STATED PROBLEM
Collect every line of the records below that contains the word "Child".

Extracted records
============================================================
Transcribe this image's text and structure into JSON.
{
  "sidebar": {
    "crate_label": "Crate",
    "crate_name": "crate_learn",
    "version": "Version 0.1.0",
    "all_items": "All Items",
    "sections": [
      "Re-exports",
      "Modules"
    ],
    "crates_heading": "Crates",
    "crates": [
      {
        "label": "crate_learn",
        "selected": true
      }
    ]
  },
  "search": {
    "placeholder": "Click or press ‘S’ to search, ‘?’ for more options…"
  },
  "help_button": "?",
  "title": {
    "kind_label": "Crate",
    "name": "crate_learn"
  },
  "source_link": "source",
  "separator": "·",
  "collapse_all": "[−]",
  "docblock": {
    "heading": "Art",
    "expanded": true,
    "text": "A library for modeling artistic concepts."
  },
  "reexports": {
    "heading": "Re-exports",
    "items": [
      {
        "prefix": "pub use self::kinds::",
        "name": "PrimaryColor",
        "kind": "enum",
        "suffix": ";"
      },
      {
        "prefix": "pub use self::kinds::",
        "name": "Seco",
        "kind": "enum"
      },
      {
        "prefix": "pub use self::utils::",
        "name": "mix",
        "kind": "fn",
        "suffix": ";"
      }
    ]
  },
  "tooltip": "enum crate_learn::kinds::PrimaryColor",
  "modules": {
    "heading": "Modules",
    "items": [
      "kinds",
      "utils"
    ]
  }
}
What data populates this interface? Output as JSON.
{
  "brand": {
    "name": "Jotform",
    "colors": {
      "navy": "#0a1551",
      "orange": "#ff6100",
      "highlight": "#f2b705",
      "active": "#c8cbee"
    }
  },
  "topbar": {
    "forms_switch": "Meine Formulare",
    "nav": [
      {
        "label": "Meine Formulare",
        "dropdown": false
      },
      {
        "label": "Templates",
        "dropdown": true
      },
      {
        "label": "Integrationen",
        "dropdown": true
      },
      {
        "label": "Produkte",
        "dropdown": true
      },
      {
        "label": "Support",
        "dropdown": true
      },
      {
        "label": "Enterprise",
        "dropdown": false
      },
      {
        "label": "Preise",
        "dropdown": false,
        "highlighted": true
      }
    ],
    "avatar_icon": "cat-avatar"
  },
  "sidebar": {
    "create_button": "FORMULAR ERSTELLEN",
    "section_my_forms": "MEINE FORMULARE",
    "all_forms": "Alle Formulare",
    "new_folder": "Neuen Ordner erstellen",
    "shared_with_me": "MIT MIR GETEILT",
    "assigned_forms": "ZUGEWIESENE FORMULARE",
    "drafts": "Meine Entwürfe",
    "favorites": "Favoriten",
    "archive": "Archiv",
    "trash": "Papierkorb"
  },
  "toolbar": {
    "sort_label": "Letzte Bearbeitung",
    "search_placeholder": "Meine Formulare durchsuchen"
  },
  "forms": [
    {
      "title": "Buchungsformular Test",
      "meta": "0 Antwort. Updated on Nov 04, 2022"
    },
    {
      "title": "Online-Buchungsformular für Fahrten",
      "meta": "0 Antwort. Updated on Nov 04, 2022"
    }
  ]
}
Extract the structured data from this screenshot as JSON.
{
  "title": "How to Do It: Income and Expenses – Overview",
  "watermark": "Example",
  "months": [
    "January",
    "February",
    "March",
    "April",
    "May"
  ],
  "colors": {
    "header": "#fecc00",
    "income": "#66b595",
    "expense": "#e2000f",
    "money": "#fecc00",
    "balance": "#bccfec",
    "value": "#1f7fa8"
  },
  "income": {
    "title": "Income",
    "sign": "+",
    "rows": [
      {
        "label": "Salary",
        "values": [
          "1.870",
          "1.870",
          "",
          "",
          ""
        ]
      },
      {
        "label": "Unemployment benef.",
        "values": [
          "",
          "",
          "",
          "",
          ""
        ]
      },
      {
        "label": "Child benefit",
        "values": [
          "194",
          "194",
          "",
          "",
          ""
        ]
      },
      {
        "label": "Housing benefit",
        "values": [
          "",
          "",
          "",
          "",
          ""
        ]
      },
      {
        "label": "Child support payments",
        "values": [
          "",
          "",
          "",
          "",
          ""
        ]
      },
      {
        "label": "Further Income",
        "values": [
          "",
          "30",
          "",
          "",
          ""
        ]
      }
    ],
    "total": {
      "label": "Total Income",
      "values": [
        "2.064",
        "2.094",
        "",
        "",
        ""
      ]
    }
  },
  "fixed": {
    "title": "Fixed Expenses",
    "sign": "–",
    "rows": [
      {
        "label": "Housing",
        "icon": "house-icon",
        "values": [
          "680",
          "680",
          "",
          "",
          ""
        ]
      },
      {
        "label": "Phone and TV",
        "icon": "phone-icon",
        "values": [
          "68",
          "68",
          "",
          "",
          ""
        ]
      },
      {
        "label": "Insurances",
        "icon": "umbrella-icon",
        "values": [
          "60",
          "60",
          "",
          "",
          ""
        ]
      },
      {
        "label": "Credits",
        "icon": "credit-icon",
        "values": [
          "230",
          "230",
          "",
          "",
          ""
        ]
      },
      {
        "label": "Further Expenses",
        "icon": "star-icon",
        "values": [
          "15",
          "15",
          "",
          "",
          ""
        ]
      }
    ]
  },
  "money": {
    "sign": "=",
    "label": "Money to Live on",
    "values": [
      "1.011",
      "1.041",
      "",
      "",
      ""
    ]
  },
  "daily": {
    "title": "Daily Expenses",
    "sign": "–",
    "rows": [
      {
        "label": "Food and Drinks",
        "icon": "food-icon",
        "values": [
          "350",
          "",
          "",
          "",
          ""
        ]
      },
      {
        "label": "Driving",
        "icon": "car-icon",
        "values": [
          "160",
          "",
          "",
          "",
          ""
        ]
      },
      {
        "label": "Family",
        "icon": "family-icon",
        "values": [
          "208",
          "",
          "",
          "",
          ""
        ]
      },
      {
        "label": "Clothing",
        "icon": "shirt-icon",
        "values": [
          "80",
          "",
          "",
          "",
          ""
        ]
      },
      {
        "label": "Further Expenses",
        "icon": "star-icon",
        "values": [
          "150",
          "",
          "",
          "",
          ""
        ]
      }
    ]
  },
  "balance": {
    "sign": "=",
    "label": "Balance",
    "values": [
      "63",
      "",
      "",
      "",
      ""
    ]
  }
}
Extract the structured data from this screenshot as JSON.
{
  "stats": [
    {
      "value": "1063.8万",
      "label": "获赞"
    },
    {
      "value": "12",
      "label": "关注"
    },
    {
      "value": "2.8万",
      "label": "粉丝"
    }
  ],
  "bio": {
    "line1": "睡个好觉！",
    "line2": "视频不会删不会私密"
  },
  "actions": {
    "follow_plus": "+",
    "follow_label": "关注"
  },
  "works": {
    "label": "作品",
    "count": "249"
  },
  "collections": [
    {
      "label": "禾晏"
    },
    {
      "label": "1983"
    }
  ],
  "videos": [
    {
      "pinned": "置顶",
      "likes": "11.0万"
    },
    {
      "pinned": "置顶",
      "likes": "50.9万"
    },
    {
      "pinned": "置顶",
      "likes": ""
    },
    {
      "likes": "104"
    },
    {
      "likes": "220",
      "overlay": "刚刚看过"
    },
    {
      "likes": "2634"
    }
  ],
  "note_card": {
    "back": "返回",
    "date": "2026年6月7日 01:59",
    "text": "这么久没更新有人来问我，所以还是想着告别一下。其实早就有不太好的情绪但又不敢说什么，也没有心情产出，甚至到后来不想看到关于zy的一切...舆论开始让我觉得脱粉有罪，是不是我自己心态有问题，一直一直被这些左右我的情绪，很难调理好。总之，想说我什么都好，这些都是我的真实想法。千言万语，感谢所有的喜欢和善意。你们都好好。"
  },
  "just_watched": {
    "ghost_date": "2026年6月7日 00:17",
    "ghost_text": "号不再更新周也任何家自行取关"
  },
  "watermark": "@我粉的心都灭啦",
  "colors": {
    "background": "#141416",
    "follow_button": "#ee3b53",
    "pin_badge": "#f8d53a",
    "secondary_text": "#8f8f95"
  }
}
============================================================
RESULT BELOW
        "label": "Child benefit",
        "label": "Child support payments",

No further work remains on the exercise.